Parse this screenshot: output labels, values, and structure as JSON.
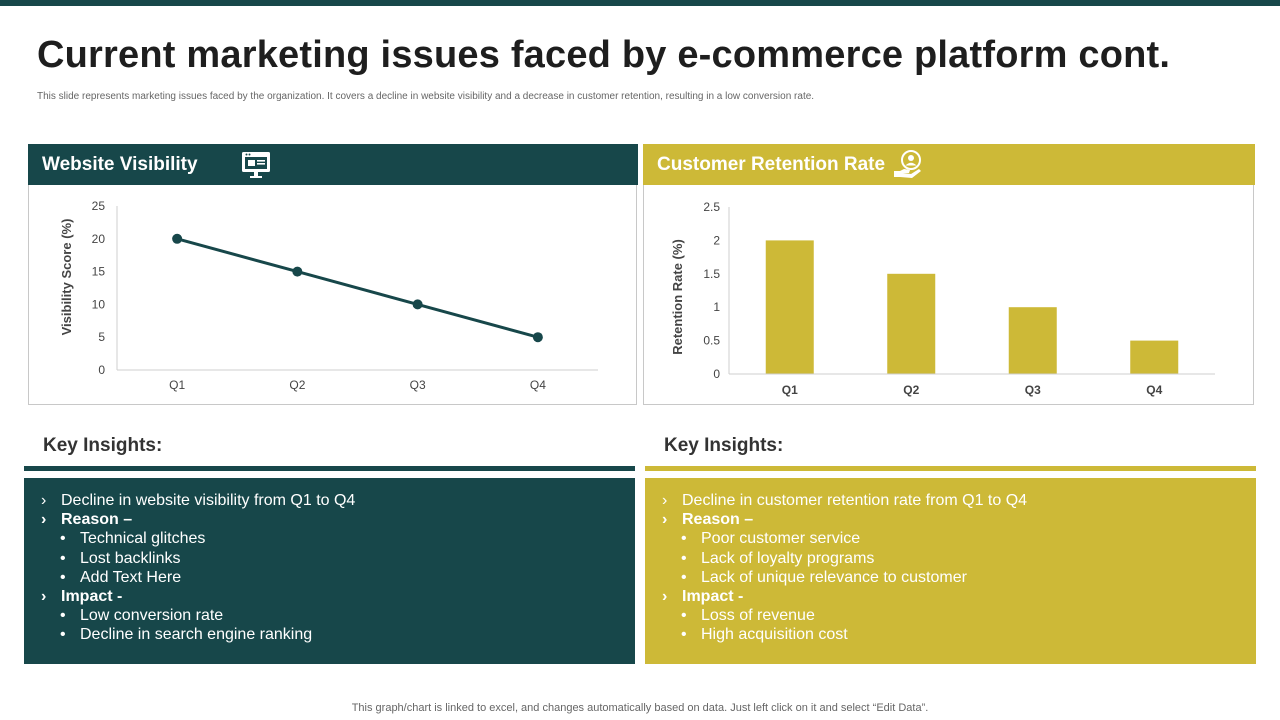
{
  "header": {
    "title": "Current marketing issues faced by e-commerce platform cont.",
    "subtitle": "This slide represents marketing issues faced by the organization. It covers a decline in website visibility and a decrease in customer retention, resulting in a low conversion rate."
  },
  "colors": {
    "teal": "#17474a",
    "gold": "#cdb937"
  },
  "panels": {
    "left": {
      "title": "Website Visibility",
      "icon": "monitor-icon"
    },
    "right": {
      "title": "Customer Retention Rate",
      "icon": "customer-care-icon"
    }
  },
  "chart_data": [
    {
      "type": "line",
      "title": "Website Visibility",
      "categories": [
        "Q1",
        "Q2",
        "Q3",
        "Q4"
      ],
      "values": [
        20,
        15,
        10,
        5
      ],
      "yticks": [
        "0",
        "5",
        "10",
        "15",
        "20",
        "25"
      ],
      "xlabel": "",
      "ylabel": "Visibility Score (%)",
      "ylim": [
        0,
        25
      ],
      "color": "#17474a"
    },
    {
      "type": "bar",
      "title": "Customer Retention Rate",
      "categories": [
        "Q1",
        "Q2",
        "Q3",
        "Q4"
      ],
      "values": [
        2,
        1.5,
        1,
        0.5
      ],
      "yticks": [
        "0",
        "0.5",
        "1",
        "1.5",
        "2",
        "2.5"
      ],
      "xlabel": "",
      "ylabel": "Retention Rate (%)",
      "ylim": [
        0,
        2.5
      ],
      "color": "#cdb937"
    }
  ],
  "insights": {
    "left": {
      "title": "Key Insights:",
      "lines": [
        {
          "marker": "›",
          "text": "Decline in website visibility from Q1 to Q4"
        },
        {
          "marker": "›",
          "text": "Reason –"
        },
        {
          "marker": "•",
          "text": "Technical glitches"
        },
        {
          "marker": "•",
          "text": "Lost backlinks"
        },
        {
          "marker": "•",
          "text": "Add Text Here"
        },
        {
          "marker": "›",
          "text": "Impact -"
        },
        {
          "marker": "•",
          "text": "Low conversion rate"
        },
        {
          "marker": "•",
          "text": "Decline in search engine ranking"
        }
      ]
    },
    "right": {
      "title": "Key Insights:",
      "lines": [
        {
          "marker": "›",
          "text": "Decline in customer retention rate from Q1 to Q4"
        },
        {
          "marker": "›",
          "text": "Reason –"
        },
        {
          "marker": "•",
          "text": "Poor customer service"
        },
        {
          "marker": "•",
          "text": "Lack of loyalty programs"
        },
        {
          "marker": "•",
          "text": "Lack of unique relevance to customer"
        },
        {
          "marker": "›",
          "text": "Impact -"
        },
        {
          "marker": "•",
          "text": "Loss of revenue"
        },
        {
          "marker": "•",
          "text": "High acquisition cost"
        }
      ]
    }
  },
  "footer": {
    "note": "This graph/chart is linked to excel, and changes automatically based on data. Just left click on it and select “Edit Data”."
  }
}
◇ ◇ ◇
* **TASK DETAILS**
Drop the images and quote the entries word for word.

* **SOLUTION**
Parse this screenshot: output labels, values, and structure as JSON.
{
  "header": {
    "title": "Current marketing issues faced by e-commerce platform cont.",
    "subtitle": "This slide represents marketing issues faced by the organization. It covers a decline in website visibility and a decrease in customer retention, resulting in a low conversion rate."
  },
  "colors": {
    "teal": "#17474a",
    "gold": "#cdb937"
  },
  "panels": {
    "left": {
      "title": "Website Visibility",
      "icon": "monitor-icon"
    },
    "right": {
      "title": "Customer Retention Rate",
      "icon": "customer-care-icon"
    }
  },
  "chart_data": [
    {
      "type": "line",
      "title": "Website Visibility",
      "categories": [
        "Q1",
        "Q2",
        "Q3",
        "Q4"
      ],
      "values": [
        20,
        15,
        10,
        5
      ],
      "yticks": [
        "0",
        "5",
        "10",
        "15",
        "20",
        "25"
      ],
      "xlabel": "",
      "ylabel": "Visibility Score (%)",
      "ylim": [
        0,
        25
      ],
      "color": "#17474a"
    },
    {
      "type": "bar",
      "title": "Customer Retention Rate",
      "categories": [
        "Q1",
        "Q2",
        "Q3",
        "Q4"
      ],
      "values": [
        2,
        1.5,
        1,
        0.5
      ],
      "yticks": [
        "0",
        "0.5",
        "1",
        "1.5",
        "2",
        "2.5"
      ],
      "xlabel": "",
      "ylabel": "Retention Rate (%)",
      "ylim": [
        0,
        2.5
      ],
      "color": "#cdb937"
    }
  ],
  "insights": {
    "left": {
      "title": "Key Insights:",
      "lines": [
        {
          "marker": "›",
          "text": "Decline in website visibility from Q1 to Q4"
        },
        {
          "marker": "›",
          "text": "Reason –"
        },
        {
          "marker": "•",
          "text": "Technical glitches"
        },
        {
          "marker": "•",
          "text": "Lost backlinks"
        },
        {
          "marker": "•",
          "text": "Add Text Here"
        },
        {
          "marker": "›",
          "text": "Impact -"
        },
        {
          "marker": "•",
          "text": "Low conversion rate"
        },
        {
          "marker": "•",
          "text": "Decline in search engine ranking"
        }
      ]
    },
    "right": {
      "title": "Key Insights:",
      "lines": [
        {
          "marker": "›",
          "text": "Decline in customer retention rate from Q1 to Q4"
        },
        {
          "marker": "›",
          "text": "Reason –"
        },
        {
          "marker": "•",
          "text": "Poor customer service"
        },
        {
          "marker": "•",
          "text": "Lack of loyalty programs"
        },
        {
          "marker": "•",
          "text": "Lack of unique relevance to customer"
        },
        {
          "marker": "›",
          "text": "Impact -"
        },
        {
          "marker": "•",
          "text": "Loss of revenue"
        },
        {
          "marker": "•",
          "text": "High acquisition cost"
        }
      ]
    }
  },
  "footer": {
    "note": "This graph/chart is linked to excel, and changes automatically based on data. Just left click on it and select “Edit Data”."
  }
}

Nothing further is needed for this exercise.